[Dataset entries]
******

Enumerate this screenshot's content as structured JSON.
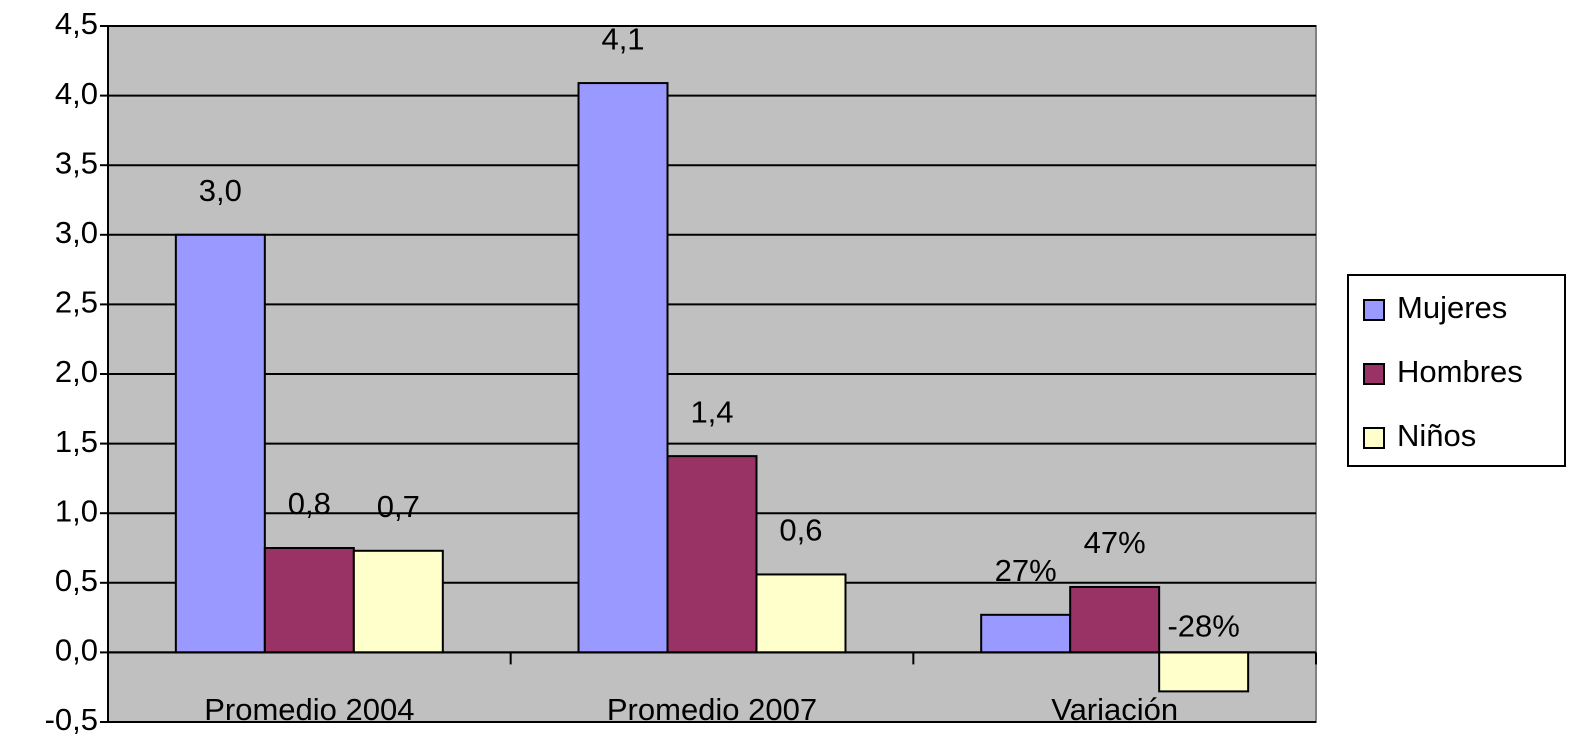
{
  "chart_data": {
    "type": "bar",
    "categories": [
      "Promedio 2004",
      "Promedio 2007",
      "Variación"
    ],
    "series": [
      {
        "name": "Mujeres",
        "color": "#9999ff",
        "values": [
          3.0,
          4.09,
          0.27
        ],
        "value_labels": [
          "3,0",
          "4,1",
          "27%"
        ]
      },
      {
        "name": "Hombres",
        "color": "#993366",
        "values": [
          0.75,
          1.41,
          0.47
        ],
        "value_labels": [
          "0,8",
          "1,4",
          "47%"
        ]
      },
      {
        "name": "Niños",
        "color": "#ffffcc",
        "values": [
          0.73,
          0.56,
          -0.28
        ],
        "value_labels": [
          "0,7",
          "0,6",
          "-28%"
        ]
      }
    ],
    "ylim": [
      -0.5,
      4.5
    ],
    "yticks": [
      {
        "value": -0.5,
        "label": "-0,5"
      },
      {
        "value": 0,
        "label": "0,0"
      },
      {
        "value": 0.5,
        "label": "0,5"
      },
      {
        "value": 1,
        "label": "1,0"
      },
      {
        "value": 1.5,
        "label": "1,5"
      },
      {
        "value": 2,
        "label": "2,0"
      },
      {
        "value": 2.5,
        "label": "2,5"
      },
      {
        "value": 3,
        "label": "3,0"
      },
      {
        "value": 3.5,
        "label": "3,5"
      },
      {
        "value": 4,
        "label": "4,0"
      },
      {
        "value": 4.5,
        "label": "4,5"
      }
    ],
    "grid": true,
    "legend": "right",
    "background": "#c0c0c0"
  }
}
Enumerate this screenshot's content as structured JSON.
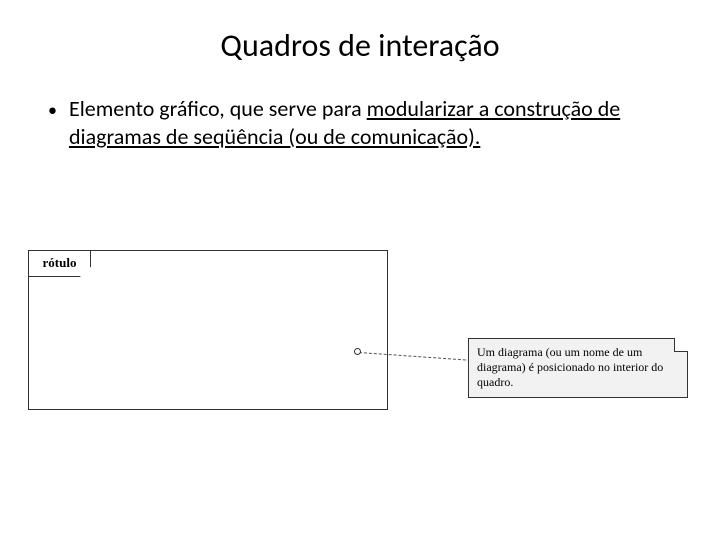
{
  "title": "Quadros de interação",
  "bullet": {
    "prefix": "Elemento gráfico, que serve para ",
    "underlined": "modularizar a construção de diagramas de seqüência (ou de comunicação)."
  },
  "frame": {
    "label": "rótulo"
  },
  "note": {
    "text": "Um diagrama (ou um nome de um diagrama) é posicionado no interior do quadro."
  },
  "colors": {
    "background": "#ffffff",
    "text": "#000000",
    "border": "#333333",
    "note_bg": "#f2f2f2"
  }
}
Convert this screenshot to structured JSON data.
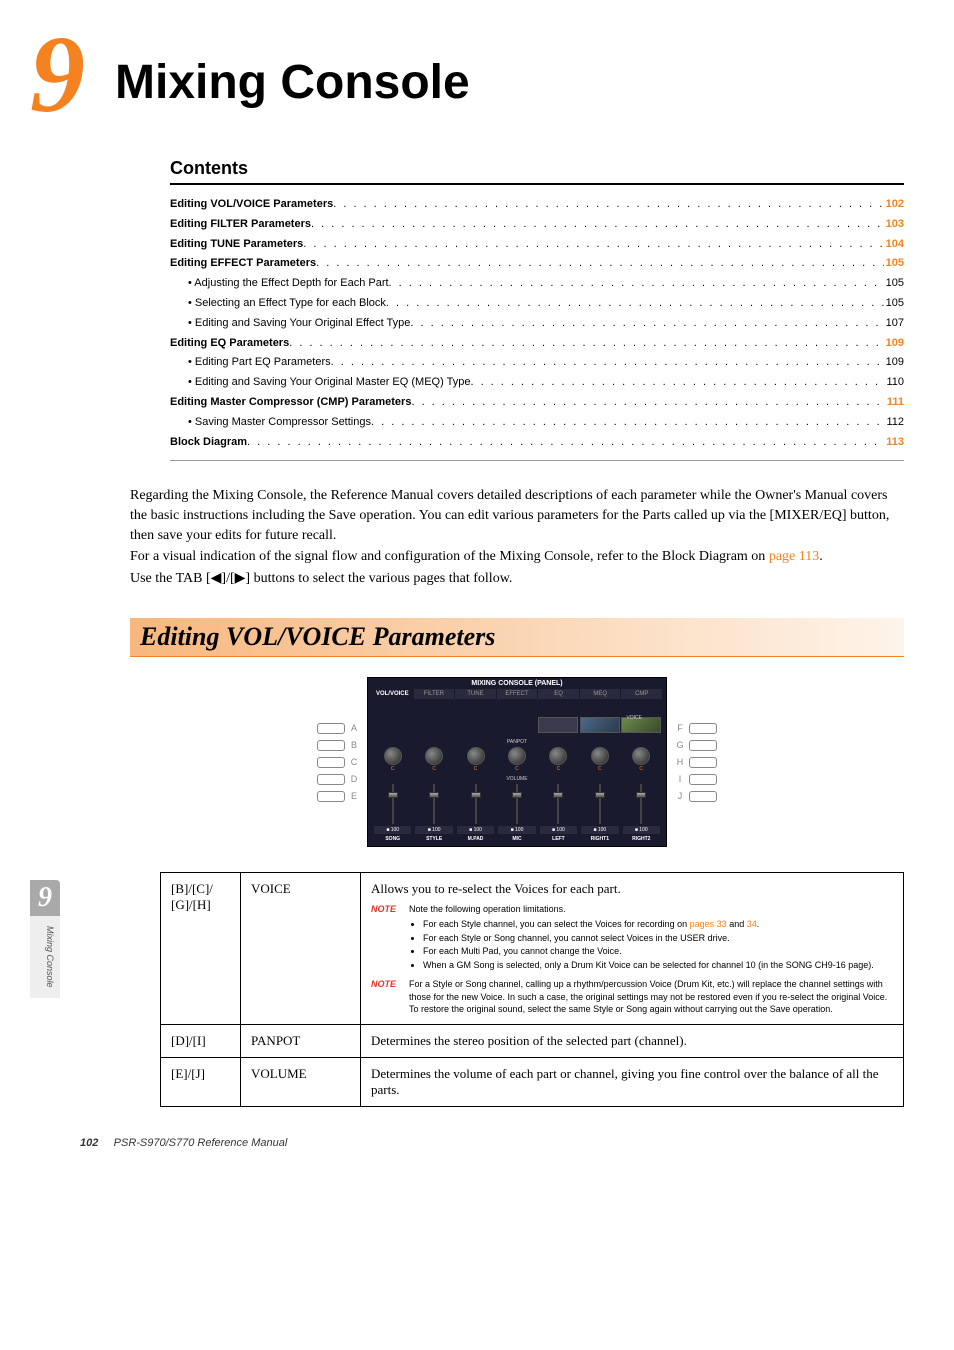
{
  "chapter": {
    "number": "9",
    "title": "Mixing Console"
  },
  "contents": {
    "heading": "Contents",
    "items": [
      {
        "label": "Editing VOL/VOICE Parameters",
        "page": "102",
        "bold": true,
        "sub": false
      },
      {
        "label": "Editing FILTER Parameters",
        "page": "103",
        "bold": true,
        "sub": false
      },
      {
        "label": "Editing TUNE Parameters",
        "page": "104",
        "bold": true,
        "sub": false
      },
      {
        "label": "Editing EFFECT Parameters",
        "page": "105",
        "bold": true,
        "sub": false
      },
      {
        "label": "• Adjusting the Effect Depth for Each Part",
        "page": "105",
        "bold": false,
        "sub": true
      },
      {
        "label": "• Selecting an Effect Type for each Block",
        "page": "105",
        "bold": false,
        "sub": true
      },
      {
        "label": "• Editing and Saving Your Original Effect Type",
        "page": "107",
        "bold": false,
        "sub": true
      },
      {
        "label": "Editing EQ Parameters",
        "page": "109",
        "bold": true,
        "sub": false
      },
      {
        "label": "• Editing Part EQ Parameters",
        "page": "109",
        "bold": false,
        "sub": true
      },
      {
        "label": "• Editing and Saving Your Original Master EQ (MEQ) Type",
        "page": "110",
        "bold": false,
        "sub": true
      },
      {
        "label": "Editing Master Compressor (CMP) Parameters",
        "page": "111",
        "bold": true,
        "sub": false
      },
      {
        "label": "• Saving Master Compressor Settings",
        "page": "112",
        "bold": false,
        "sub": true
      },
      {
        "label": "Block Diagram",
        "page": "113",
        "bold": true,
        "sub": false
      }
    ]
  },
  "intro": {
    "p1": "Regarding the Mixing Console, the Reference Manual covers detailed descriptions of each parameter while the Owner's Manual covers the basic instructions including the Save operation. You can edit various parameters for the Parts called up via the [MIXER/EQ] button, then save your edits for future recall.",
    "p2a": "For a visual indication of the signal flow and configuration of the Mixing Console, refer to the Block Diagram on ",
    "p2_link": "page 113",
    "p2b": ".",
    "p3": "Use the TAB [◀]/[▶] buttons to select the various pages that follow."
  },
  "section": {
    "heading": "Editing VOL/VOICE Parameters"
  },
  "screen": {
    "title": "MIXING CONSOLE (PANEL)",
    "tabs": [
      "VOL/VOICE",
      "FILTER",
      "TUNE",
      "EFFECT",
      "EQ",
      "MEQ",
      "CMP"
    ],
    "active_tab": 0,
    "left_buttons": [
      "A",
      "B",
      "C",
      "D",
      "E"
    ],
    "right_buttons": [
      "F",
      "G",
      "H",
      "I",
      "J"
    ],
    "voice_label": "VOICE",
    "panpot_label": "PANPOT",
    "knob_value": "C",
    "volume_label": "VOLUME",
    "fader_value": "100",
    "fader_marker": "■",
    "channels": [
      "SONG",
      "STYLE",
      "M.PAD",
      "MIC",
      "LEFT",
      "RIGHT1",
      "RIGHT2"
    ]
  },
  "table": {
    "rows": [
      {
        "buttons": "[B]/[C]/ [G]/[H]",
        "param": "VOICE",
        "desc": "Allows you to re-select the Voices for each part.",
        "note1_tag": "NOTE",
        "note1_intro": "Note the following operation limitations.",
        "note1_items": [
          {
            "pre": "For each Style channel, you can select the Voices for recording on ",
            "link1": "pages 33",
            "mid": " and ",
            "link2": "34",
            "post": "."
          },
          {
            "text": "For each Style or Song channel, you cannot select Voices in the USER drive."
          },
          {
            "text": "For each Multi Pad, you cannot change the Voice."
          },
          {
            "text": "When a GM Song is selected, only a Drum Kit Voice can be selected for channel 10 (in the SONG CH9-16 page)."
          }
        ],
        "note2_tag": "NOTE",
        "note2_text": "For a Style or Song channel, calling up a rhythm/percussion Voice (Drum Kit, etc.) will replace the channel settings with those for the new Voice. In such a case, the original settings may not be restored even if you re-select the original Voice. To restore the original sound, select the same Style or Song again without carrying out the Save operation."
      },
      {
        "buttons": "[D]/[I]",
        "param": "PANPOT",
        "desc": "Determines the stereo position of the selected part (channel)."
      },
      {
        "buttons": "[E]/[J]",
        "param": "VOLUME",
        "desc": "Determines the volume of each part or channel, giving you fine control over the balance of all the parts."
      }
    ]
  },
  "sidetab": {
    "number": "9",
    "text": "Mixing Console"
  },
  "footer": {
    "pagenum": "102",
    "doc": "PSR-S970/S770 Reference Manual"
  },
  "colors": {
    "accent": "#f58220",
    "note_red": "#e6332a",
    "sidetab_gray": "#a9a9a9",
    "screen_bg": "#1a1a2e"
  }
}
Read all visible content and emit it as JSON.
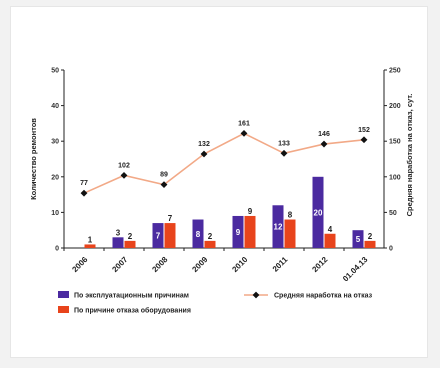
{
  "chart_data": {
    "type": "bar",
    "categories": [
      "2006",
      "2007",
      "2008",
      "2009",
      "2010",
      "2011",
      "2012",
      "01.04.13"
    ],
    "series": [
      {
        "name": "По эксплуатационным причинам",
        "kind": "bar",
        "axis": "left",
        "color": "#4b2aa0",
        "values": [
          0,
          3,
          7,
          8,
          9,
          12,
          20,
          5
        ],
        "labels": [
          "",
          "3",
          "7",
          "8",
          "9",
          "12",
          "20",
          "5"
        ]
      },
      {
        "name": "По причине отказа оборудования",
        "kind": "bar",
        "axis": "left",
        "color": "#e8441c",
        "values": [
          1,
          2,
          7,
          2,
          9,
          8,
          4,
          2
        ],
        "labels": [
          "1",
          "2",
          "7",
          "2",
          "9",
          "8",
          "4",
          "2"
        ]
      },
      {
        "name": "Средняя наработка на отказ",
        "kind": "line",
        "axis": "right",
        "line_color": "#f2a987",
        "marker_color": "#111111",
        "values": [
          77,
          102,
          89,
          132,
          161,
          133,
          146,
          152
        ],
        "labels": [
          "77",
          "102",
          "89",
          "132",
          "161",
          "133",
          "146",
          "152"
        ]
      }
    ],
    "ylabel": "Количество ремонтов",
    "y2label": "Средняя наработка на отказ, сут.",
    "ylim": [
      0,
      50
    ],
    "yticks": [
      "0",
      "10",
      "20",
      "30",
      "40",
      "50"
    ],
    "y2lim": [
      0,
      250
    ],
    "y2ticks": [
      "0",
      "50",
      "100",
      "150",
      "200",
      "250"
    ],
    "legend_position": "bottom"
  }
}
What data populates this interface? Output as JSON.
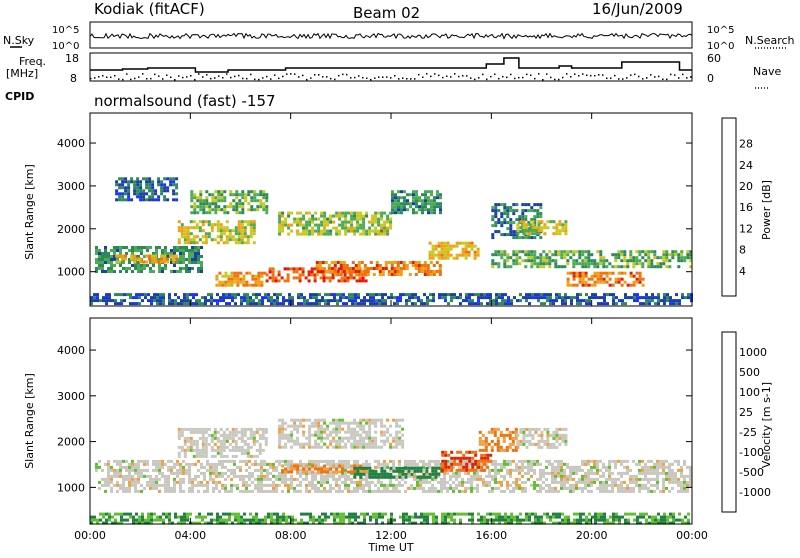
{
  "header": {
    "station": "Kodiak (fitACF)",
    "beam": "Beam 02",
    "date": "16/Jun/2009"
  },
  "summary": {
    "nsky_label": "N.Sky",
    "nsearch_label": "N.Search",
    "freq_label_line1": "Freq.",
    "freq_label_line2": "[MHz]",
    "nave_label": "Nave",
    "cpid_label": "CPID",
    "cpid_value": "normalsound (fast) -157",
    "noise_left_ticks": [
      "10^5",
      "10^0"
    ],
    "noise_right_ticks": [
      "10^5",
      "10^0"
    ],
    "freq_ticks": [
      "18",
      "8"
    ],
    "nave_ticks": [
      "60",
      "0"
    ]
  },
  "chart_data": [
    {
      "type": "heatmap",
      "name": "power",
      "ylabel": "Slant Range [km]",
      "xlabel": "Time UT",
      "xlim_hours": [
        0,
        24
      ],
      "ylim": [
        200,
        4700
      ],
      "x_ticks": [
        "00:00",
        "04:00",
        "08:00",
        "12:00",
        "16:00",
        "20:00",
        "00:00"
      ],
      "y_ticks": [
        1000,
        2000,
        3000,
        4000
      ],
      "colorbar": {
        "label": "Power [dB]",
        "ticks": [
          "4",
          "8",
          "12",
          "16",
          "20",
          "24",
          "28"
        ],
        "colors": [
          "#1e32ff",
          "#1a3fa8",
          "#2c8a5a",
          "#4caa55",
          "#c8c820",
          "#f0a010",
          "#f07010",
          "#e02000",
          "#ff0000"
        ]
      },
      "bands": [
        {
          "t0": 0.2,
          "t1": 4.5,
          "r0": 1000,
          "r1": 1600,
          "level": 12
        },
        {
          "t0": 1.0,
          "t1": 3.5,
          "r0": 1200,
          "r1": 1400,
          "level": 20
        },
        {
          "t0": 3.5,
          "t1": 6.5,
          "r0": 1700,
          "r1": 2200,
          "level": 18
        },
        {
          "t0": 4.0,
          "t1": 7.0,
          "r0": 2400,
          "r1": 2900,
          "level": 14
        },
        {
          "t0": 5.0,
          "t1": 7.0,
          "r0": 700,
          "r1": 1000,
          "level": 22
        },
        {
          "t0": 7.0,
          "t1": 11.0,
          "r0": 800,
          "r1": 1100,
          "level": 27
        },
        {
          "t0": 9.0,
          "t1": 14.0,
          "r0": 950,
          "r1": 1250,
          "level": 24
        },
        {
          "t0": 7.5,
          "t1": 12.0,
          "r0": 1900,
          "r1": 2400,
          "level": 16
        },
        {
          "t0": 12.0,
          "t1": 14.0,
          "r0": 2400,
          "r1": 2900,
          "level": 12
        },
        {
          "t0": 13.5,
          "t1": 15.5,
          "r0": 1300,
          "r1": 1700,
          "level": 20
        },
        {
          "t0": 16.0,
          "t1": 18.0,
          "r0": 1800,
          "r1": 2600,
          "level": 10
        },
        {
          "t0": 17.0,
          "t1": 19.0,
          "r0": 1900,
          "r1": 2200,
          "level": 18
        },
        {
          "t0": 16.0,
          "t1": 24.0,
          "r0": 1100,
          "r1": 1500,
          "level": 14
        },
        {
          "t0": 19.0,
          "t1": 22.0,
          "r0": 700,
          "r1": 1000,
          "level": 24
        },
        {
          "t0": 0.0,
          "t1": 24.0,
          "r0": 250,
          "r1": 500,
          "level": 8
        },
        {
          "t0": 1.0,
          "t1": 3.5,
          "r0": 2700,
          "r1": 3200,
          "level": 8
        }
      ]
    },
    {
      "type": "heatmap",
      "name": "velocity",
      "ylabel": "Slant Range [km]",
      "xlabel": "Time UT",
      "xlim_hours": [
        0,
        24
      ],
      "ylim": [
        200,
        4700
      ],
      "x_ticks": [
        "00:00",
        "04:00",
        "08:00",
        "12:00",
        "16:00",
        "20:00",
        "00:00"
      ],
      "y_ticks": [
        1000,
        2000,
        3000,
        4000
      ],
      "colorbar": {
        "label": "Velocity [m s-1]",
        "ticks": [
          "1000",
          "500",
          "100",
          "25",
          "-25",
          "-100",
          "-500",
          "-1000"
        ],
        "colors": [
          "#1a2aa8",
          "#2a5ab8",
          "#208040",
          "#60c030",
          "#c8c8c0",
          "#f0a040",
          "#f07010",
          "#e02000",
          "#ff0000"
        ]
      },
      "bands": [
        {
          "t0": 0.2,
          "t1": 24.0,
          "r0": 900,
          "r1": 1600,
          "level": 0
        },
        {
          "t0": 3.5,
          "t1": 7.0,
          "r0": 1700,
          "r1": 2300,
          "level": 0
        },
        {
          "t0": 7.5,
          "t1": 12.5,
          "r0": 1900,
          "r1": 2500,
          "level": 0
        },
        {
          "t0": 7.5,
          "t1": 11.0,
          "r0": 1350,
          "r1": 1500,
          "level": -100
        },
        {
          "t0": 10.5,
          "t1": 14.0,
          "r0": 1250,
          "r1": 1450,
          "level": 100
        },
        {
          "t0": 14.0,
          "t1": 16.0,
          "r0": 1350,
          "r1": 1800,
          "level": -300
        },
        {
          "t0": 15.5,
          "t1": 17.0,
          "r0": 1800,
          "r1": 2300,
          "level": -100
        },
        {
          "t0": 17.0,
          "t1": 19.0,
          "r0": 1900,
          "r1": 2300,
          "level": 0
        },
        {
          "t0": 0.0,
          "t1": 24.0,
          "r0": 250,
          "r1": 450,
          "level": 60
        }
      ]
    }
  ]
}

******

Exercise brief:
From the entries above, select each line containing the string "background".

Result for this exercise:
    "background": "#c0c0c0"
    "background": "#ffffff",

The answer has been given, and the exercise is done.